Extracted text below:

Therefore, when a thread wants to switch to another thread, it needs to enter from the user mode to the kernel mode, and the overhead of the system is relatively large.
2. User-level threads
(1) Definition
User-level threads are implemented in user space, and the creation, switching, and destruction of user-level threads do not require the support of the kernel, that is, user-level threads are independent of the kernel. It can be said that the kernel is completely unaware of the existence of user-level threads. For systems with user-level threads set, the scheduling is still performed in units of processes.
(2) Advantages
1) Thread switching does not need to be converted to kernel space;
2) The scheduling algorithm can be process-specific;
3) The implementation of user-level threads is independent of the platform of the operating system.
(3) Disadvantages
1) When a user-level thread executes a system call, not only that thread will be blocked, but all threads in the process will also be blocked. For kernel-level threads, other threads in the process can still run;
2) The scheduling of the CPU is performed in units of processes, while for kernel-level threads, scheduling is performed in units of threads.
3. Thread resources
Most of the resources of threads in a process are shared, but threads also have some of their own data.

End of Extracted text.
Data supplied below:

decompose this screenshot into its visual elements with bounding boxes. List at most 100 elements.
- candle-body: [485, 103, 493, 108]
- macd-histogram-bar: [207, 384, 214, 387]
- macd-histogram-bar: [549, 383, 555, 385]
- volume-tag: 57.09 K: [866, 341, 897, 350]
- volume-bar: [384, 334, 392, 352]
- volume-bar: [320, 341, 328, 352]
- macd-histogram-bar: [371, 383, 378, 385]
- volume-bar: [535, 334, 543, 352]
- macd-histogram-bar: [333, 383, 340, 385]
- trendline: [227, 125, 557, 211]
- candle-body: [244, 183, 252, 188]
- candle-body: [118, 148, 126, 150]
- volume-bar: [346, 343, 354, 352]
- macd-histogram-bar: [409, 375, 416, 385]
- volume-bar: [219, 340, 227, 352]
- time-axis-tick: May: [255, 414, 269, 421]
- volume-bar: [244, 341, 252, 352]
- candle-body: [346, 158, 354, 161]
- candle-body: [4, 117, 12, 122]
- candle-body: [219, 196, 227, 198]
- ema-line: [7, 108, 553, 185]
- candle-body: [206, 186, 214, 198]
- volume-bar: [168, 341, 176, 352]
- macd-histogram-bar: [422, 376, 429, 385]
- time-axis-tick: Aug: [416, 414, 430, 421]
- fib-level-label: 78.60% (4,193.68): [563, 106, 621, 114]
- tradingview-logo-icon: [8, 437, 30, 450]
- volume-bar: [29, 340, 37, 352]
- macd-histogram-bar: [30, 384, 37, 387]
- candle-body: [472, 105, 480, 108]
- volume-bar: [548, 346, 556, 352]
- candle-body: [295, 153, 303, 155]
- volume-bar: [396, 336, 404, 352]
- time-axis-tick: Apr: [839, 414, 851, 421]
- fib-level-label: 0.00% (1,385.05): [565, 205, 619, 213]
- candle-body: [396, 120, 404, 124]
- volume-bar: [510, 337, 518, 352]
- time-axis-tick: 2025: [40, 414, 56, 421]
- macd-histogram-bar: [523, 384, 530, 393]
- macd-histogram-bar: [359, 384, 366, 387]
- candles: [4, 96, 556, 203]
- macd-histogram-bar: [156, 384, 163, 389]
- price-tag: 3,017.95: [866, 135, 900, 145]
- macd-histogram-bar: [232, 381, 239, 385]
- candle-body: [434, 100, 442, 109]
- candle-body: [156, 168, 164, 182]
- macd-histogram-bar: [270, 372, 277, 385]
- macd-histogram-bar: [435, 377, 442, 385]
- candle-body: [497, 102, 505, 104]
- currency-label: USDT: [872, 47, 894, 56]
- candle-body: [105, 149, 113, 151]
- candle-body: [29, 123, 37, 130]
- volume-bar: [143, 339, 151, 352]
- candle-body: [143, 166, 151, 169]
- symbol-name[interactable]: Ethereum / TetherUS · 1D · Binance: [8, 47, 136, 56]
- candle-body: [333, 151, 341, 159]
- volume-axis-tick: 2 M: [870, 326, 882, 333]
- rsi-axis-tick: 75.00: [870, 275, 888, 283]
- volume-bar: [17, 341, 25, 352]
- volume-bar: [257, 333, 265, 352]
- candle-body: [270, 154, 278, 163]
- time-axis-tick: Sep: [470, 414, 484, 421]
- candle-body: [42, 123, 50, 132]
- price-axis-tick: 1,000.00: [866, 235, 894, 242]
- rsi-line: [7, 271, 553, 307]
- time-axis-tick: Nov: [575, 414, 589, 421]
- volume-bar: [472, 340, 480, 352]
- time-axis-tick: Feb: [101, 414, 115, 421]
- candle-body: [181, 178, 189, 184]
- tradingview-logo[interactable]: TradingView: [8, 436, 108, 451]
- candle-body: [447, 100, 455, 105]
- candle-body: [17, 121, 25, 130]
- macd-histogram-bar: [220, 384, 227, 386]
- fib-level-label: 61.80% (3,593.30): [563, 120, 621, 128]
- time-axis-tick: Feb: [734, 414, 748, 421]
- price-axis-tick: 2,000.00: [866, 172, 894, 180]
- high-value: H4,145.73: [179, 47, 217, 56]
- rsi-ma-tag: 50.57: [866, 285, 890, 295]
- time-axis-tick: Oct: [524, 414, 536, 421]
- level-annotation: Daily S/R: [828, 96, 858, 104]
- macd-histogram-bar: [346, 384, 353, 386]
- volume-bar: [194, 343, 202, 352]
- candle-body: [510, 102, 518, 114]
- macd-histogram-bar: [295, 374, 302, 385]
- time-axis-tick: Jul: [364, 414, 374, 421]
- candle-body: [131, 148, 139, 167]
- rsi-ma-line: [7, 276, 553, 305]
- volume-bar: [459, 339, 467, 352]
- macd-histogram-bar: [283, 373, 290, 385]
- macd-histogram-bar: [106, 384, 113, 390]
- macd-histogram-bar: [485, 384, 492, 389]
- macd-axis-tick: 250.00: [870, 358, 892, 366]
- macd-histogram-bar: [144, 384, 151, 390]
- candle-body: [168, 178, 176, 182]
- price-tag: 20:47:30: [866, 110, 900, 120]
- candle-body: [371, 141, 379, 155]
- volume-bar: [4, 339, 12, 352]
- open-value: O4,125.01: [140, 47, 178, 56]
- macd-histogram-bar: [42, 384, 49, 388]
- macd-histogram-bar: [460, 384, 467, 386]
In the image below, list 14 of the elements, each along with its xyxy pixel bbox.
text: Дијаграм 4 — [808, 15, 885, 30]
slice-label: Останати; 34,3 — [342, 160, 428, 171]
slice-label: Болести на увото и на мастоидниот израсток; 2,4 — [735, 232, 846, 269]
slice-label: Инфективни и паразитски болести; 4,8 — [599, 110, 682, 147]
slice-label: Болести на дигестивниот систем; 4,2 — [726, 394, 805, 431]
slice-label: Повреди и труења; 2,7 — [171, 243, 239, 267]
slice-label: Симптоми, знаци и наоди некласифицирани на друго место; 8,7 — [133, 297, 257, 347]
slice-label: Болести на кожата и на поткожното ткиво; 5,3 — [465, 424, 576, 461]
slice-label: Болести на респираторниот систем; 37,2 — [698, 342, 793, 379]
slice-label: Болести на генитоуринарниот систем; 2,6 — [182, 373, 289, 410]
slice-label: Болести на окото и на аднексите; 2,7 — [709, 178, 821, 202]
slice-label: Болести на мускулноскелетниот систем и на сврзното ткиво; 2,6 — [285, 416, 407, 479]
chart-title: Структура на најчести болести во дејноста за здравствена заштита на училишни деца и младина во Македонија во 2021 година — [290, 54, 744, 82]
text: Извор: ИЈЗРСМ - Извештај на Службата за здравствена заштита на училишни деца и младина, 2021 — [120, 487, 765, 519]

End of Data supplied.

Problem 1
According to the text on kernel-level and user-level threads, why does switching between kernel-level threads carry a relatively large system overhead? Answer in one to three sentences.
Problem 2
Carry on the text on kernel-level and user-level threads, starting after its last sentence.

Expected output 1
A thread that switches to another thread has to enter kernel mode from user mode. That transition makes the system overhead relatively large.

Expected output 2
1. Shared resources:
(1) Address space: By definition, all threads in the same process can see the same address space. For example, if a global variable is defined in a process, all threads in the process can see the global variable;
(2) File descriptor table: It is allocated in units of processes, and the principle is the same as (1);
(3) Processing methods of various signals;
(4) The current working directory;
(5) User ID and Group ID
2. Private resources:
(1) Thread ID: used to uniquely identify the thread;
(2) A set of registers (private context information): Because the thread is the entity of scheduling, the current state should be saved in the register when switching, for use when switching back in the future;
(3) Private stack: used to save temporary data (temporary variables generated when calling functions, etc.);
(4)errno;
(5) Signal mask word;
(6) Scheduling priority.
4. The difference between thread and process
1. A process is the basic entity responsible for system resources; a
thread is the basic unit of scheduling.
2.
A process is a basic unit with resources in the system; a thread itself does not own resources, but only some essential resources that can ensure its independent operation.
3. The cost of creating a new thread is much less than the cost of creating a new process. To create a process, you need to create a PCB, address space, page table, and allocate resources such as data on physical memory; while creating a thread only needs to create a PCB and allocate a small amount of resources to it.
4. Switching between threads requires much less work from the operating system than switching between processes. For example, switching between threads does not require switching address spaces, but processes do.
5. Destroying a thread is much less expensive than destroying a process. Destroying a thread only needs to recycle the PCB and a small amount of resources, while destroying a process needs to recycle all the PCBs in the process, that is, all the resources it owns.
6. When a program runs and a thread fails, the process to which the thread belongs (including other threads in the process) all hang up. The system recycles process resources. An error in one process will not affect other processes. So, the process is safer and the thread is more convenient.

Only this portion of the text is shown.